>> START

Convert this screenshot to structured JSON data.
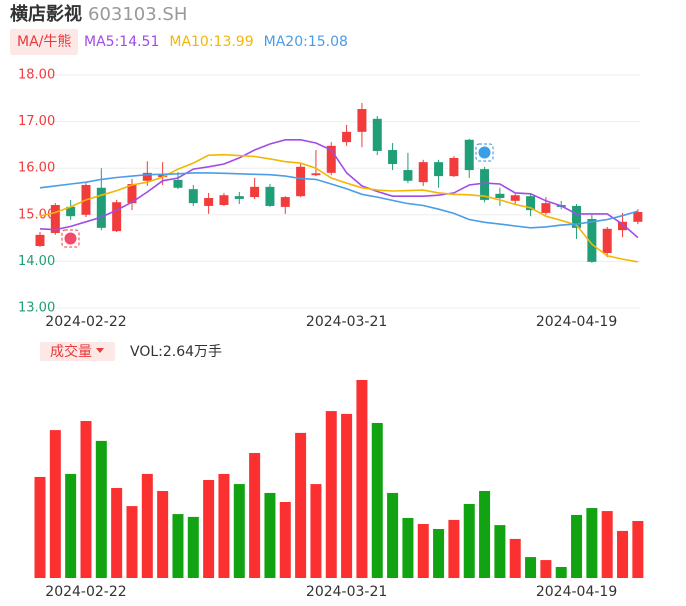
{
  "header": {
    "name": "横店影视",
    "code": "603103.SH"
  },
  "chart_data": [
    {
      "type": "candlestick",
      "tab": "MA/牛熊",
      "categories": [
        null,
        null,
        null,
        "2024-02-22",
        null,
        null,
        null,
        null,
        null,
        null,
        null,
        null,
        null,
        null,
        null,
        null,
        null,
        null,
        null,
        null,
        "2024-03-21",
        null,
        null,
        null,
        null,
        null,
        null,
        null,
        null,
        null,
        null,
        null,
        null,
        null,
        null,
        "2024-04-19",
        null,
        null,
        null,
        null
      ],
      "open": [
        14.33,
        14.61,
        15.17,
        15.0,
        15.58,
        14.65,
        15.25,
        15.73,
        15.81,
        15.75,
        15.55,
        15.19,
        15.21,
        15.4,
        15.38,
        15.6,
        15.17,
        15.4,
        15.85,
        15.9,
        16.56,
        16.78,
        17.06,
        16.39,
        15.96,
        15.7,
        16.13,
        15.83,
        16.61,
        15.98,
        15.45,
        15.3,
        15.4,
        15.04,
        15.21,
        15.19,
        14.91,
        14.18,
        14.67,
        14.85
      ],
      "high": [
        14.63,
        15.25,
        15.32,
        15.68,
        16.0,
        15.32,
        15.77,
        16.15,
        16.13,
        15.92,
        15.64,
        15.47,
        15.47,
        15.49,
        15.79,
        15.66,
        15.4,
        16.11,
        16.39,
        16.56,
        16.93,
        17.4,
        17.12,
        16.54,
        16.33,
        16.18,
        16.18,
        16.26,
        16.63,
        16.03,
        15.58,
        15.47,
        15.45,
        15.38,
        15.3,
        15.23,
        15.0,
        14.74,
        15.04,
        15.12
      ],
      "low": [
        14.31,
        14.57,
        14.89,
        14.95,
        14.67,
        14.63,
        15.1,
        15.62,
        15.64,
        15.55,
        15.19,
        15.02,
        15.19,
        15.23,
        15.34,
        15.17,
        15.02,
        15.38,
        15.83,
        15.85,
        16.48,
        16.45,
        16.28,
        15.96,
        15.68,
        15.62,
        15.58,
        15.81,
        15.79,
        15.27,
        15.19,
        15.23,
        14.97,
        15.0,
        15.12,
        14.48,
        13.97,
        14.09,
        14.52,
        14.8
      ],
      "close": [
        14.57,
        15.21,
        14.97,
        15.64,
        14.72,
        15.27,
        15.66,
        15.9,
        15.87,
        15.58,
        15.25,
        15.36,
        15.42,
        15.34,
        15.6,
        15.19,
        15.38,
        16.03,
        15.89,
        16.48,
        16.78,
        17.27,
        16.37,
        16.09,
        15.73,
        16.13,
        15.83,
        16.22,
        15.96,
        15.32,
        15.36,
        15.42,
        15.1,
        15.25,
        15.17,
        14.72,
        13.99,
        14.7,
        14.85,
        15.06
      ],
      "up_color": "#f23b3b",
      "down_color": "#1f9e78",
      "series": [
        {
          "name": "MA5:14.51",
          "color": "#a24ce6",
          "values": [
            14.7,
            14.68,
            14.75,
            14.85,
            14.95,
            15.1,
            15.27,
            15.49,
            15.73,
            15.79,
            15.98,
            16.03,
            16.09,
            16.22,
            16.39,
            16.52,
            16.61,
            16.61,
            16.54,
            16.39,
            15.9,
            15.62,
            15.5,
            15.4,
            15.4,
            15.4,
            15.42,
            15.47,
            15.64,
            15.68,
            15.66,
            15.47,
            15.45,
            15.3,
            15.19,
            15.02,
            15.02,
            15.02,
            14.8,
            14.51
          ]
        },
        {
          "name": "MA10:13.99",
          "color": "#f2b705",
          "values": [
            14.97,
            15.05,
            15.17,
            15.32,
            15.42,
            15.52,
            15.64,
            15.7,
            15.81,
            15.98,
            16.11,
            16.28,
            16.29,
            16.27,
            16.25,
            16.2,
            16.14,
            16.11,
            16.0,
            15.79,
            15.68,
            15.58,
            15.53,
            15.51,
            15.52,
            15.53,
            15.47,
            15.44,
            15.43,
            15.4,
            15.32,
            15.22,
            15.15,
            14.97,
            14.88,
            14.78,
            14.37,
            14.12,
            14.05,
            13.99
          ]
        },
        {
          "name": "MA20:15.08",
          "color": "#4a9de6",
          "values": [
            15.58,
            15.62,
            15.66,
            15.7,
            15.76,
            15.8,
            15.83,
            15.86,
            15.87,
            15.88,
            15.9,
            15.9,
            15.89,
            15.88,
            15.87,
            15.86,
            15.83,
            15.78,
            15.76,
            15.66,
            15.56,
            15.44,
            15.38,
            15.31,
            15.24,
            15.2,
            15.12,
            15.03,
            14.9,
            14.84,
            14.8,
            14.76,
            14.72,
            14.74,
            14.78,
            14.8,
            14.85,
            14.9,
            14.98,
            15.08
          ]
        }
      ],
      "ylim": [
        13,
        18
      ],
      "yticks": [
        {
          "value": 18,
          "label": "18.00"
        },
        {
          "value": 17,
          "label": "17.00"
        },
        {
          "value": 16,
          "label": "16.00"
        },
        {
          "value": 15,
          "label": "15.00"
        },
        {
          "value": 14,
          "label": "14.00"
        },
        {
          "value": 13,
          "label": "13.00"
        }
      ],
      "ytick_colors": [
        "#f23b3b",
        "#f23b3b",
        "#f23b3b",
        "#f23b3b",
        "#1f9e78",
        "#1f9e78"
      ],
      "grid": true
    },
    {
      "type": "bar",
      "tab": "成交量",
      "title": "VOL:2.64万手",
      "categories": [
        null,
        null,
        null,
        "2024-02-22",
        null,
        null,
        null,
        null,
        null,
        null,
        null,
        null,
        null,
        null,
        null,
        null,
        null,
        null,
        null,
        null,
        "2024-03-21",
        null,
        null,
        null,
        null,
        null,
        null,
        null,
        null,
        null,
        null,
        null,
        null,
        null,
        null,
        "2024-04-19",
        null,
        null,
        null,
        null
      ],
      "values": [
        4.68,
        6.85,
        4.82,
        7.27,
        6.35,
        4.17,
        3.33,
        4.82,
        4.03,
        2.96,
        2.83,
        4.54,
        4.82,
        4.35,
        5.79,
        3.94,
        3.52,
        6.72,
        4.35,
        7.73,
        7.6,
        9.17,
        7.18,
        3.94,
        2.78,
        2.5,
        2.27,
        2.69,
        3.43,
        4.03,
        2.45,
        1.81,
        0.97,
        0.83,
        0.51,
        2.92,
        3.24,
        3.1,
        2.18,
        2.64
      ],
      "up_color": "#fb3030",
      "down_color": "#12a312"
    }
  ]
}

>> END

◆ What the exercise asks ◆
Pull every line containing the word "name" out of the entries above.

◆ Written reply ◆
    "name": "横店影视",
          "name": "MA5:14.51",
          "name": "MA10:13.99",
          "name": "MA20:15.08",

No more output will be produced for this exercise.